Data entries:
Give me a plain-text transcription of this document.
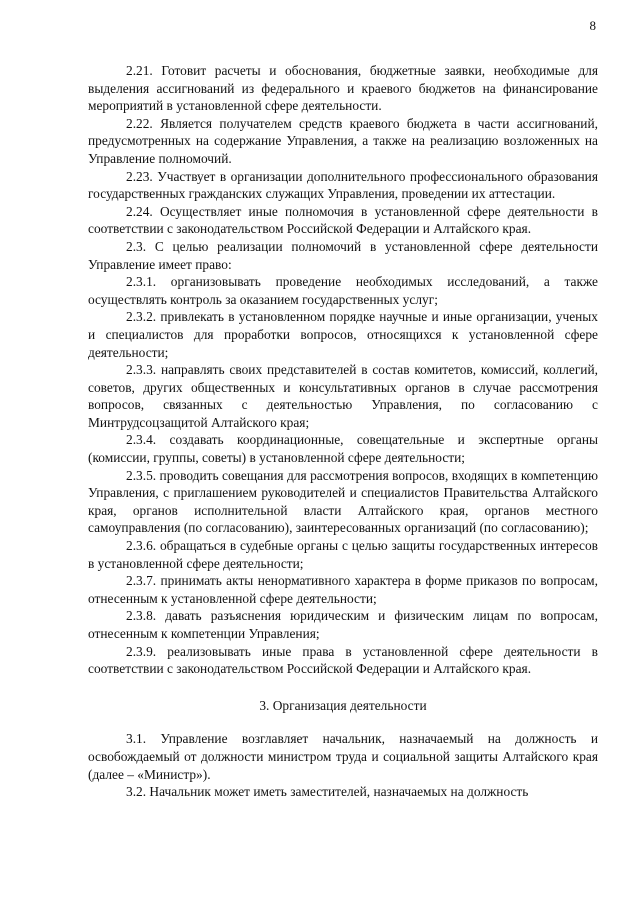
8

2.21. Готовит расчеты и обоснования, бюджетные заявки, необходимые для выделения ассигнований из федерального и краевого бюджетов на финансирование мероприятий в установленной сфере деятельности.

2.22. Является получателем средств краевого бюджета в части ассигнований, предусмотренных на содержание Управления, а также на реализацию возложенных на Управление полномочий.

2.23. Участвует в организации дополнительного профессионального образования государственных гражданских служащих Управления, проведении их аттестации.

2.24. Осуществляет иные полномочия в установленной сфере деятельности в соответствии с законодательством Российской Федерации и Алтайского края.

2.3. С целью реализации полномочий в установленной сфере деятельности Управление имеет право:

2.3.1. организовывать проведение необходимых исследований, а также осуществлять контроль за оказанием государственных услуг;

2.3.2. привлекать в установленном порядке научные и иные организации, ученых и специалистов для проработки вопросов, относящихся к установленной сфере деятельности;

2.3.3. направлять своих представителей в состав комитетов, комиссий, коллегий, советов, других общественных и консультативных органов в случае рассмотрения вопросов, связанных с деятельностью Управления, по согласованию с Минтрудсоцзащитой Алтайского края;

2.3.4. создавать координационные, совещательные и экспертные органы (комиссии, группы, советы) в установленной сфере деятельности;

2.3.5. проводить совещания для рассмотрения вопросов, входящих в компетенцию Управления, с приглашением руководителей и специалистов Правительства Алтайского края, органов исполнительной власти Алтайского края, органов местного самоуправления (по согласованию), заинтересованных организаций (по согласованию);

2.3.6. обращаться в судебные органы с целью защиты государственных интересов в установленной сфере деятельности;

2.3.7. принимать акты ненормативного характера в форме приказов по вопросам, отнесенным к установленной сфере деятельности;

2.3.8. давать разъяснения юридическим и физическим лицам по вопросам, отнесенным к компетенции Управления;

2.3.9. реализовывать иные права в установленной сфере деятельности в соответствии с законодательством Российской Федерации и Алтайского края.

3. Организация деятельности

3.1. Управление возглавляет начальник, назначаемый на должность и освобождаемый от должности министром труда и социальной защиты Алтайского края (далее – «Министр»).

3.2. Начальник может иметь заместителей, назначаемых на должность
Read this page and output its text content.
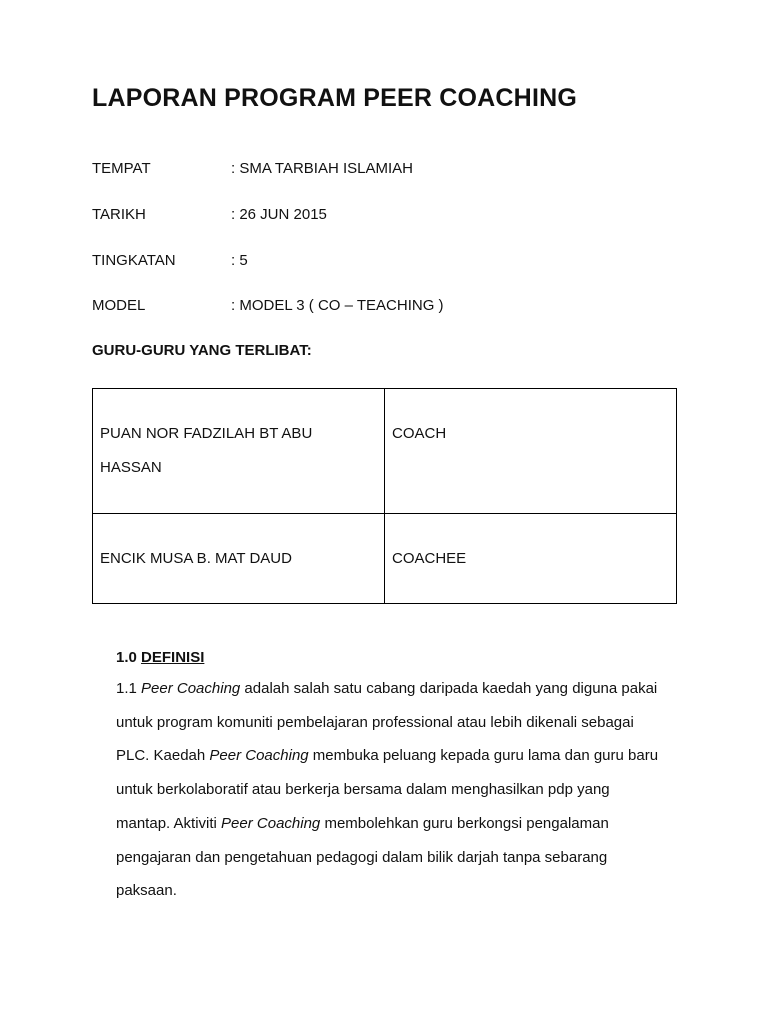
LAPORAN PROGRAM PEER COACHING
TEMPAT	: SMA TARBIAH ISLAMIAH
TARIKH	: 26 JUN 2015
TINGKATAN	: 5
MODEL	: MODEL 3 ( CO – TEACHING )
GURU-GURU YANG TERLIBAT:
PUAN NOR FADZILAH BT ABU
HASSAN	COACH

ENCIK MUSA B. MAT DAUD	COACHEE
1.0 DEFINISI

1.1 Peer Coaching adalah salah satu cabang daripada kaedah yang diguna pakai
untuk program komuniti pembelajaran professional atau lebih dikenali sebagai
PLC. Kaedah Peer Coaching membuka peluang kepada guru lama dan guru baru
untuk berkolaboratif atau berkerja bersama dalam menghasilkan pdp yang
mantap. Aktiviti Peer Coaching membolehkan guru berkongsi pengalaman
pengajaran dan pengetahuan pedagogi dalam bilik darjah tanpa sebarang
paksaan.
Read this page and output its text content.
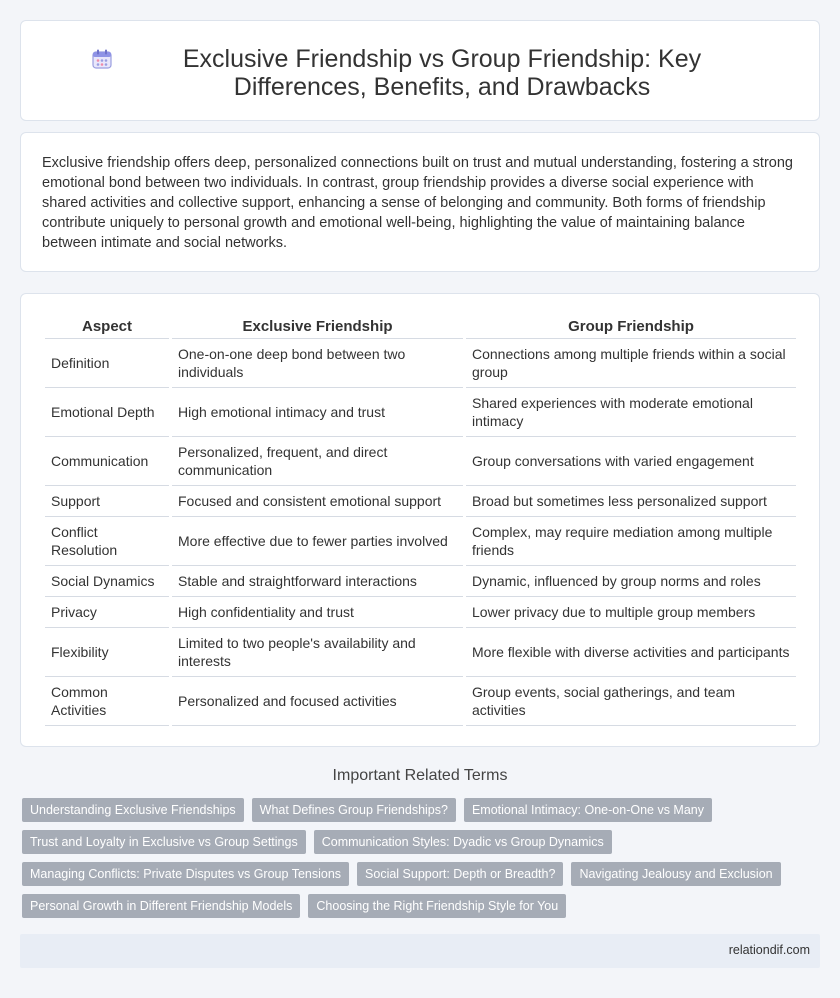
Exclusive Friendship vs Group Friendship: Key Differences, Benefits, and Drawbacks

Exclusive friendship offers deep, personalized connections built on trust and mutual understanding, fostering a strong emotional bond between two individuals. In contrast, group friendship provides a diverse social experience with shared activities and collective support, enhancing a sense of belonging and community. Both forms of friendship contribute uniquely to personal growth and emotional well-being, highlighting the value of maintaining balance between intimate and social networks.

Aspect	Exclusive Friendship	Group Friendship
Definition	One-on-one deep bond between two individuals	Connections among multiple friends within a social group
Emotional Depth	High emotional intimacy and trust	Shared experiences with moderate emotional intimacy
Communication	Personalized, frequent, and direct communication	Group conversations with varied engagement
Support	Focused and consistent emotional support	Broad but sometimes less personalized support
Conflict Resolution	More effective due to fewer parties involved	Complex, may require mediation among multiple friends
Social Dynamics	Stable and straightforward interactions	Dynamic, influenced by group norms and roles
Privacy	High confidentiality and trust	Lower privacy due to multiple group members
Flexibility	Limited to two people's availability and interests	More flexible with diverse activities and participants
Common Activities	Personalized and focused activities	Group events, social gatherings, and team activities
Important Related Terms
Understanding Exclusive Friendships	What Defines Group Friendships?	Emotional Intimacy: One-on-One vs Many
Trust and Loyalty in Exclusive vs Group Settings	Communication Styles: Dyadic vs Group Dynamics
Managing Conflicts: Private Disputes vs Group Tensions	Social Support: Depth or Breadth?	Navigating Jealousy and Exclusion
Personal Growth in Different Friendship Models	Choosing the Right Friendship Style for You
relationdif.com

Directive —
Each entry gets copied exactly; the pictures stay out.

Solution for this problem —
Give me a plain-text transcription of this document.
8

2.21. Готовит расчеты и обоснования, бюджетные заявки, необходимые для выделения ассигнований из федерального и краевого бюджетов на финансирование мероприятий в установленной сфере деятельности.

2.22. Является получателем средств краевого бюджета в части ассигнований, предусмотренных на содержание Управления, а также на реализацию возложенных на Управление полномочий.

2.23. Участвует в организации дополнительного профессионального образования государственных гражданских служащих Управления, проведении их аттестации.

2.24. Осуществляет иные полномочия в установленной сфере деятельности в соответствии с законодательством Российской Федерации и Алтайского края.

2.3. С целью реализации полномочий в установленной сфере деятельности Управление имеет право:

2.3.1. организовывать проведение необходимых исследований, а также осуществлять контроль за оказанием государственных услуг;

2.3.2. привлекать в установленном порядке научные и иные организации, ученых и специалистов для проработки вопросов, относящихся к установленной сфере деятельности;

2.3.3. направлять своих представителей в состав комитетов, комиссий, коллегий, советов, других общественных и консультативных органов в случае рассмотрения вопросов, связанных с деятельностью Управления, по согласованию с Минтрудсоцзащитой Алтайского края;

2.3.4. создавать координационные, совещательные и экспертные органы (комиссии, группы, советы) в установленной сфере деятельности;

2.3.5. проводить совещания для рассмотрения вопросов, входящих в компетенцию Управления, с приглашением руководителей и специалистов Правительства Алтайского края, органов исполнительной власти Алтайского края, органов местного самоуправления (по согласованию), заинтересованных организаций (по согласованию);

2.3.6. обращаться в судебные органы с целью защиты государственных интересов в установленной сфере деятельности;

2.3.7. принимать акты ненормативного характера в форме приказов по вопросам, отнесенным к установленной сфере деятельности;

2.3.8. давать разъяснения юридическим и физическим лицам по вопросам, отнесенным к компетенции Управления;

2.3.9. реализовывать иные права в установленной сфере деятельности в соответствии с законодательством Российской Федерации и Алтайского края.

3. Организация деятельности

3.1. Управление возглавляет начальник, назначаемый на должность и освобождаемый от должности министром труда и социальной защиты Алтайского края (далее – «Министр»).

3.2. Начальник может иметь заместителей, назначаемых на должность
Read this page and output its text content.
LAPORAN PROGRAM PEER COACHING
TEMPAT	: SMA TARBIAH ISLAMIAH
TARIKH	: 26 JUN 2015
TINGKATAN	: 5
MODEL	: MODEL 3 ( CO – TEACHING )
GURU-GURU YANG TERLIBAT:
PUAN NOR FADZILAH BT ABU
HASSAN	COACH

ENCIK MUSA B. MAT DAUD	COACHEE
1.0 DEFINISI

1.1 Peer Coaching adalah salah satu cabang daripada kaedah yang diguna pakai
untuk program komuniti pembelajaran professional atau lebih dikenali sebagai
PLC. Kaedah Peer Coaching membuka peluang kepada guru lama dan guru baru
untuk berkolaboratif atau berkerja bersama dalam menghasilkan pdp yang
mantap. Aktiviti Peer Coaching membolehkan guru berkongsi pengalaman
pengajaran dan pengetahuan pedagogi dalam bilik darjah tanpa sebarang
paksaan.
Read this page and output its text content.
Exclusive Friendship vs Group Friendship: Key Differences, Benefits, and Drawbacks

Exclusive friendship offers deep, personalized connections built on trust and mutual understanding, fostering a strong emotional bond between two individuals. In contrast, group friendship provides a diverse social experience with shared activities and collective support, enhancing a sense of belonging and community. Both forms of friendship contribute uniquely to personal growth and emotional well-being, highlighting the value of maintaining balance between intimate and social networks.

Aspect	Exclusive Friendship	Group Friendship
Definition	One-on-one deep bond between two individuals	Connections among multiple friends within a social group
Emotional Depth	High emotional intimacy and trust	Shared experiences with moderate emotional intimacy
Communication	Personalized, frequent, and direct communication	Group conversations with varied engagement
Support	Focused and consistent emotional support	Broad but sometimes less personalized support
Conflict Resolution	More effective due to fewer parties involved	Complex, may require mediation among multiple friends
Social Dynamics	Stable and straightforward interactions	Dynamic, influenced by group norms and roles
Privacy	High confidentiality and trust	Lower privacy due to multiple group members
Flexibility	Limited to two people's availability and interests	More flexible with diverse activities and participants
Common Activities	Personalized and focused activities	Group events, social gatherings, and team activities
Important Related Terms
Understanding Exclusive Friendships	What Defines Group Friendships?	Emotional Intimacy: One-on-One vs Many
Trust and Loyalty in Exclusive vs Group Settings	Communication Styles: Dyadic vs Group Dynamics
Managing Conflicts: Private Disputes vs Group Tensions	Social Support: Depth or Breadth?	Navigating Jealousy and Exclusion
Personal Growth in Different Friendship Models	Choosing the Right Friendship Style for You
relationdif.com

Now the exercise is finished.